## SET TASKS
1. In the film summary, restate the part that opens with the words containing "However, during this" and closes with "Betty Ford Center.", swapping "bickering" for "arguing".
2. According to the film summary, on what date did the film air on NBC?
3. List every person named in the film summary, leaving out names that are only part of a place or organization.

Fall from Grace is an American television film about the lives of Jim Bakker and his then-wife, Tammy Faye Bakker, during the 1980s, starring Kevin Spacey and Bernadette Peters in the lead roles. The film, which depicts the events that led to the PTL scandal and the Bakkers' subsequent downfall, aired on NBC on April 29, 1990, as well as during occasional reruns in later years on the Lifetime Movie Network.

Plot
In the 1980s, televangelist and PTL Club founder Jim Bakker (Spacey) and his wife Tammy (Peters) decide to expand their PTL television ministry to include a village resort with an amusement park, which they christen Heritage USA.

However, during this time, the Bakkers are being investigated for various acts of scandalous behavior, beginning with Jim's 1980 affair with then-church secretary Jessica Hahn. They are also investigated for fraud (specifically, using followers' donated funds to support an upscale lifestyle as well as finance the Heritage USA project). These investigations ultimately led to a highly-publicized scandal involving the Bakkers and the PTL ministry in March 1987, which gained national attention. The Bakkers are defrocked and the PTL ministry and Heritage USA are then taken over by another televangelist, Rev. Jerry Falwell. Jim is later sentenced to prison on fraud and conspiracy charges (but this is not depicted in the movie).

Subplots in the film deal with Jim and Tammy's constant bickering, as well as Tammy's drug abuse that led to rehabilitation at the Betty Ford Center.

## DATASET CONTENT

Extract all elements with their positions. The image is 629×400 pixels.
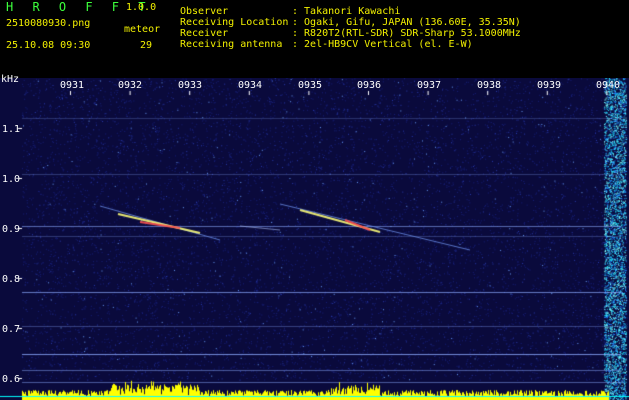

## TASK RESPONSES
1.
However, during this time, the Bakkers are being investigated for various acts of scandalous behavior, beginning with Jim's 1980 affair with then-church secretary Jessica Hahn. They are also investigated for fraud (specifically, using followers' donated funds to support an upscale lifestyle as well as finance the Heritage USA project). These investigations ultimately led to a highly-publicized scandal involving the Bakkers and the PTL ministry in March 1987, which gained national attention. The Bakkers are defrocked and the PTL ministry and Heritage USA are then taken over by another televangelist, Rev. Jerry Falwell. Jim is later sentenced to prison on fraud and conspiracy charges (but this is not depicted in the movie).

Subplots in the film deal with Jim and Tammy's constant arguing, as well as Tammy's drug abuse that led to rehabilitation at the Betty Ford Center.

2. April 29, 1990.

3. Jim Bakker, Tammy Faye Bakker, Kevin Spacey, Bernadette Peters, Jessica Hahn, Jerry Falwell